* _WORK TO DO_: Gather, from the data below, each line in which the word "jednoty" occurs.

* _DATA SHOWN_:
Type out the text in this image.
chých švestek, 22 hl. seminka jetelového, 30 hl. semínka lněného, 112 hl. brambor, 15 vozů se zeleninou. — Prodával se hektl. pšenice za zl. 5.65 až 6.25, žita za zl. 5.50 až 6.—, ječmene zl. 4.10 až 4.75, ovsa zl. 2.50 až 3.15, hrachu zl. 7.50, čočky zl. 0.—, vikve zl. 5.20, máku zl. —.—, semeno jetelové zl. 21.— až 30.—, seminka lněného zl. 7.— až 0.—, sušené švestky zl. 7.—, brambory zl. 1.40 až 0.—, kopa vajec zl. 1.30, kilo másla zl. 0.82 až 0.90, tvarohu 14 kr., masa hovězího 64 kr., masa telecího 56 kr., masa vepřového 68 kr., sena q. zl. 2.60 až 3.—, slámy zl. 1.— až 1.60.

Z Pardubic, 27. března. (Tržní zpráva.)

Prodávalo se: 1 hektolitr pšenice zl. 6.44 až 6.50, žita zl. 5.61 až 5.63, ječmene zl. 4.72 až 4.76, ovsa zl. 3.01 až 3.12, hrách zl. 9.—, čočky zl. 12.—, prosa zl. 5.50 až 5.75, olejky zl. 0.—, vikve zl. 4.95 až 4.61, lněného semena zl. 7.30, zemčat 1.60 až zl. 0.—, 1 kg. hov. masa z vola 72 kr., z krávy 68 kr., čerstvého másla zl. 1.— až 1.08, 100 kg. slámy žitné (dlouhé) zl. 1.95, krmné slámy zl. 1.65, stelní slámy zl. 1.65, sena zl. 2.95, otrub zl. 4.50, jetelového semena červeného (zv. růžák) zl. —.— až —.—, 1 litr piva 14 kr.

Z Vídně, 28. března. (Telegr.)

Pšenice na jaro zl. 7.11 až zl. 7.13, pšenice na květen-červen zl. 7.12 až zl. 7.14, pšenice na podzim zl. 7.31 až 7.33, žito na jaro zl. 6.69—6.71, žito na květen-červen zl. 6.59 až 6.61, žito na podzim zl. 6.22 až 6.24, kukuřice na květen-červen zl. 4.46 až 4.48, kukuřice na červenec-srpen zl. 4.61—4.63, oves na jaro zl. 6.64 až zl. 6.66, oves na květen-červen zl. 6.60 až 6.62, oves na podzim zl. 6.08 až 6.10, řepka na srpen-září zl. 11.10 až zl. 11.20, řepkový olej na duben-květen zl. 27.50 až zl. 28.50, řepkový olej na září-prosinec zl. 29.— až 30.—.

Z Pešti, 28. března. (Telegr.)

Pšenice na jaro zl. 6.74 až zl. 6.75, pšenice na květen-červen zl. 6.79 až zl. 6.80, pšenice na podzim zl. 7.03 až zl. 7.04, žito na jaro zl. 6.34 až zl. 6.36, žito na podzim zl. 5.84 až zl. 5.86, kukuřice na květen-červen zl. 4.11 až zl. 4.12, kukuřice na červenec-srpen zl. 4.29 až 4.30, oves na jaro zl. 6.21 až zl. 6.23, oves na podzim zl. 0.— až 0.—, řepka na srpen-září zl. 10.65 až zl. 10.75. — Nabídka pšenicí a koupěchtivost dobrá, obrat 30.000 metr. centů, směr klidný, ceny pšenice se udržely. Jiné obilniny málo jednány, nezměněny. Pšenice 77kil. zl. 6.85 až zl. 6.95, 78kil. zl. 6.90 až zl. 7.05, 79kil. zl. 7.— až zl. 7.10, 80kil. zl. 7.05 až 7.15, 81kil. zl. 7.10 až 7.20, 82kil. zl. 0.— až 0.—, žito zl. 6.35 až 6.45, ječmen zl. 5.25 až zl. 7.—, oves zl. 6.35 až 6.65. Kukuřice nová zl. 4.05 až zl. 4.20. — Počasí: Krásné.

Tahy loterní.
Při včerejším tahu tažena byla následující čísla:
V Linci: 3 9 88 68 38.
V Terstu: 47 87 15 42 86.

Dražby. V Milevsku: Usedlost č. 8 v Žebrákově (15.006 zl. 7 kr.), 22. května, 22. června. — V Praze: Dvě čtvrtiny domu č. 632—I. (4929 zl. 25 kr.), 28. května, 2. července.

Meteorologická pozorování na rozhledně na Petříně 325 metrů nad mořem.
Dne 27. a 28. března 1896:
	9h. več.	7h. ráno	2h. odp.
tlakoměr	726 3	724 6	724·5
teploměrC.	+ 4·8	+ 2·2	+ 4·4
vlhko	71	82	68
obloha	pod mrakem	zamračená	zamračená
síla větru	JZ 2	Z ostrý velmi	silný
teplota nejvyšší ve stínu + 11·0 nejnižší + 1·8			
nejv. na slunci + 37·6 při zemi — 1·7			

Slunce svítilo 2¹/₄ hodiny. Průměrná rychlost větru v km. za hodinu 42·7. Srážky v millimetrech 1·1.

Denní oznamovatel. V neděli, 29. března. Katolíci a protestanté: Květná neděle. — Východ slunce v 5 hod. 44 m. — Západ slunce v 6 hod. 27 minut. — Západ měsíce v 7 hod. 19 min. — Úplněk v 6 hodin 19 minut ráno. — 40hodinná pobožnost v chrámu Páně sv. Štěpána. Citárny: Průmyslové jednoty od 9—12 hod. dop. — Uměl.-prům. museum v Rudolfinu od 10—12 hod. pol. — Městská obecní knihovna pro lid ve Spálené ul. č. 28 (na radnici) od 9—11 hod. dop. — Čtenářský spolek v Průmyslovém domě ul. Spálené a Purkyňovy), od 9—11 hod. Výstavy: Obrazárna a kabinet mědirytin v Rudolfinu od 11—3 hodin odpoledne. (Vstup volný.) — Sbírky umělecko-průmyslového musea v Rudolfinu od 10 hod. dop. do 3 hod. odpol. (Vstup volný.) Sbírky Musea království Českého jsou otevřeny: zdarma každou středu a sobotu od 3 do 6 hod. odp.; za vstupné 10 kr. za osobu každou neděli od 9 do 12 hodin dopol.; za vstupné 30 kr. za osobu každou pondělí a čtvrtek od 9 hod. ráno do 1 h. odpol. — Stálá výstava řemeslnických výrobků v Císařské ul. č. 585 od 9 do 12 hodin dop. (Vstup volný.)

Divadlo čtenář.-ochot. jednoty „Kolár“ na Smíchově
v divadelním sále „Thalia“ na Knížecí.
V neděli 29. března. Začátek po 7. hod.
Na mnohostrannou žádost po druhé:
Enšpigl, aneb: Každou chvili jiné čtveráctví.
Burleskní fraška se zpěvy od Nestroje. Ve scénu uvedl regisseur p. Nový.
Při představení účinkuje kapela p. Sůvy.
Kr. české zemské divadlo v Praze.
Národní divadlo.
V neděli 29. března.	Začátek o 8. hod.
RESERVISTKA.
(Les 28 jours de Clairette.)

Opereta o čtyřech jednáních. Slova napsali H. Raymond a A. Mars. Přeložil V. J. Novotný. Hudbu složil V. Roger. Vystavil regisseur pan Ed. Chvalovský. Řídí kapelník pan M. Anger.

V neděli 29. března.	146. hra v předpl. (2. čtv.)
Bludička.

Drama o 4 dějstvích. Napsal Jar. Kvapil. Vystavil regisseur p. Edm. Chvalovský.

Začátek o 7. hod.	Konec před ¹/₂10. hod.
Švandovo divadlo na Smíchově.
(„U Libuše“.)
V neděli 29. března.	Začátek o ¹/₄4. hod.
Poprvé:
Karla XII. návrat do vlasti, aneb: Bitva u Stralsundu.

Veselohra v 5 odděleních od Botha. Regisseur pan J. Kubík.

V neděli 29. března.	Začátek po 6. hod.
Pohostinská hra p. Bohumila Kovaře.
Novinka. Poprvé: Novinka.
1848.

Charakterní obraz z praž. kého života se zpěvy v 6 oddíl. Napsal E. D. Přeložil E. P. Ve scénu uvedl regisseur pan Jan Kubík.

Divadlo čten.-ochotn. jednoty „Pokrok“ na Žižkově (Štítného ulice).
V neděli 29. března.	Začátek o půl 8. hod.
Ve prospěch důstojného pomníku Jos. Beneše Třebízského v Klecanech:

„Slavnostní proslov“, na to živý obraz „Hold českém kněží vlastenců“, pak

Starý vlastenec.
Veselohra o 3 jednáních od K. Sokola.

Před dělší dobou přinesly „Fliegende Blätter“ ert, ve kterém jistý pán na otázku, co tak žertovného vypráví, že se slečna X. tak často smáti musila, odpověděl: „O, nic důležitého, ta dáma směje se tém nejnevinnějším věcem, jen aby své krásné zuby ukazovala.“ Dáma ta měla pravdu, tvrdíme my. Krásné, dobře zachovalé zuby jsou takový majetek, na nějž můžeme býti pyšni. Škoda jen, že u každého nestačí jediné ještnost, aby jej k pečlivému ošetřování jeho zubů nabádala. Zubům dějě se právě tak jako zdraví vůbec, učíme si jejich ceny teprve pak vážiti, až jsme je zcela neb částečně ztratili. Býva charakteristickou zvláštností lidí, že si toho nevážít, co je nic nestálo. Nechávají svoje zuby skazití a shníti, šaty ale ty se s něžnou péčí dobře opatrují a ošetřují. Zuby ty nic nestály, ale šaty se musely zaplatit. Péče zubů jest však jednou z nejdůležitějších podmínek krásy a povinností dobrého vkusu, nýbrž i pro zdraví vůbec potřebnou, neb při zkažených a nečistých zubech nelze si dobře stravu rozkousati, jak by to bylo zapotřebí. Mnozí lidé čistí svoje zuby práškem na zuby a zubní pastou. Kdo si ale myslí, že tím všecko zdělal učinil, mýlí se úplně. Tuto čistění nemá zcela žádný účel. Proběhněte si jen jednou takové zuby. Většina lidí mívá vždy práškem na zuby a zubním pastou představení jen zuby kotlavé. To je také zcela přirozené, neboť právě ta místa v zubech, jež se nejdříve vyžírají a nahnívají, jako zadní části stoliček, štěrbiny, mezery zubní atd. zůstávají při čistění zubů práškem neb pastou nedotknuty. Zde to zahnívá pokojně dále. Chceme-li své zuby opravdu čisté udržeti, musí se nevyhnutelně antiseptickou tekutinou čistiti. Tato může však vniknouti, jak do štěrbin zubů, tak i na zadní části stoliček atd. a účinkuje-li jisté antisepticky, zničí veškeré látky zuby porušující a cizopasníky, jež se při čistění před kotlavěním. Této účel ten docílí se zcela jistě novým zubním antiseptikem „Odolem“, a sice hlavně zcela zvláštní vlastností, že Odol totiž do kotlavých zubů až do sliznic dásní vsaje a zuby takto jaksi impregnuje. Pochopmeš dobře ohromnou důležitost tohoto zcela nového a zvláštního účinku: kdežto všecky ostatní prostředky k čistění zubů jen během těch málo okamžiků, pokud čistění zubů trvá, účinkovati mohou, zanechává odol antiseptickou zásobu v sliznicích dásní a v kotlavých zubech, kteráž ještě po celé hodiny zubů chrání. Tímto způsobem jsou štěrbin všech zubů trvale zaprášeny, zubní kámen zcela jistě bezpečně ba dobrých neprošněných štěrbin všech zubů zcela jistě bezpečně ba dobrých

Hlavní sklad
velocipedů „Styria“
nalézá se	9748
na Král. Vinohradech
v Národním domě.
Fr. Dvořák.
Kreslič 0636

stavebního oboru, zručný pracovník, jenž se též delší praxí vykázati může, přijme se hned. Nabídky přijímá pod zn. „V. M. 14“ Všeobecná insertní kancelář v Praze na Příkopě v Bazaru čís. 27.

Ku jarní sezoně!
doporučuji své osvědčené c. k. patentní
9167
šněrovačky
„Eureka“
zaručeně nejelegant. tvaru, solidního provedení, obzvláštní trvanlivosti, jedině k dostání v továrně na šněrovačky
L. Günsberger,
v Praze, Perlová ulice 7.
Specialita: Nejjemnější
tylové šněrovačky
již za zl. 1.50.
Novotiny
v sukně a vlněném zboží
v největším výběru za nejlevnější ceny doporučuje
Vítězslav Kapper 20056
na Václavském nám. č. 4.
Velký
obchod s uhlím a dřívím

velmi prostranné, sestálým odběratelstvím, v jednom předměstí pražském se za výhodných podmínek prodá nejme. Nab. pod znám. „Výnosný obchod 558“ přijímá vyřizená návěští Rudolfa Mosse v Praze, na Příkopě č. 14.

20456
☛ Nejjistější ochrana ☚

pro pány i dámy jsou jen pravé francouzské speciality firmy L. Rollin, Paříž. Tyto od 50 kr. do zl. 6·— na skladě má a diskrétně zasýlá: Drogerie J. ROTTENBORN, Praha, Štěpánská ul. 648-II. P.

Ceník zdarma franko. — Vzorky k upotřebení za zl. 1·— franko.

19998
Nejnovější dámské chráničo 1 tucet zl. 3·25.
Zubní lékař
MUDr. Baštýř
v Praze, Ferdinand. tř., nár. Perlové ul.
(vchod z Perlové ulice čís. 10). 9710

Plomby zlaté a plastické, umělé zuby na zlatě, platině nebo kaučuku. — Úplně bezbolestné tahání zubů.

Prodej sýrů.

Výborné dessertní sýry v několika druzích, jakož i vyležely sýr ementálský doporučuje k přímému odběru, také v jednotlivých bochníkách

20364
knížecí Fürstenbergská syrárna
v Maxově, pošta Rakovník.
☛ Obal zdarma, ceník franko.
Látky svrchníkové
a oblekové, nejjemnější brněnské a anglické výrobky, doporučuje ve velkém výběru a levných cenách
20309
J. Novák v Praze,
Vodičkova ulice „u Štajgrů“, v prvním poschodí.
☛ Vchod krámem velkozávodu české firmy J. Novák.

* _RESULT_:
Denní oznamovatel. V neděli, 29. března. Katolíci a protestanté: Květná neděle. — Východ slunce v 5 hod. 44 m. — Západ slunce v 6 hod. 27 minut. — Západ měsíce v 7 hod. 19 min. — Úplněk v 6 hodin 19 minut ráno. — 40hodinná pobožnost v chrámu Páně sv. Štěpána. Citárny: Průmyslové jednoty od 9—12 hod. dop. — Uměl.-prům. museum v Rudolfinu od 10—12 hod. pol. — Městská obecní knihovna pro lid ve Spálené ul. č. 28 (na radnici) od 9—11 hod. dop. — Čtenářský spolek v Průmyslovém domě ul. Spálené a Purkyňovy), od 9—11 hod. Výstavy: Obrazárna a kabinet mědirytin v Rudolfinu od 11—3 hodin odpoledne. (Vstup volný.) — Sbírky umělecko-průmyslového musea v Rudolfinu od 10 hod. dop. do 3 hod. odpol. (Vstup volný.) Sbírky Musea království Českého jsou otevřeny: zdarma každou středu a sobotu od 3 do 6 hod. odp.; za vstupné 10 kr. za osobu každou neděli od 9 do 12 hodin dopol.; za vstupné 30 kr. za osobu každou pondělí a čtvrtek od 9 hod. ráno do 1 h. odpol. — Stálá výstava řemeslnických výrobků v Císařské ul. č. 585 od 9 do 12 hodin dop. (Vstup volný.)
Divadlo čtenář.-ochot. jednoty „Kolár“ na Smíchově
Divadlo čten.-ochotn. jednoty „Pokrok“ na Žižkově (Štítného ulice).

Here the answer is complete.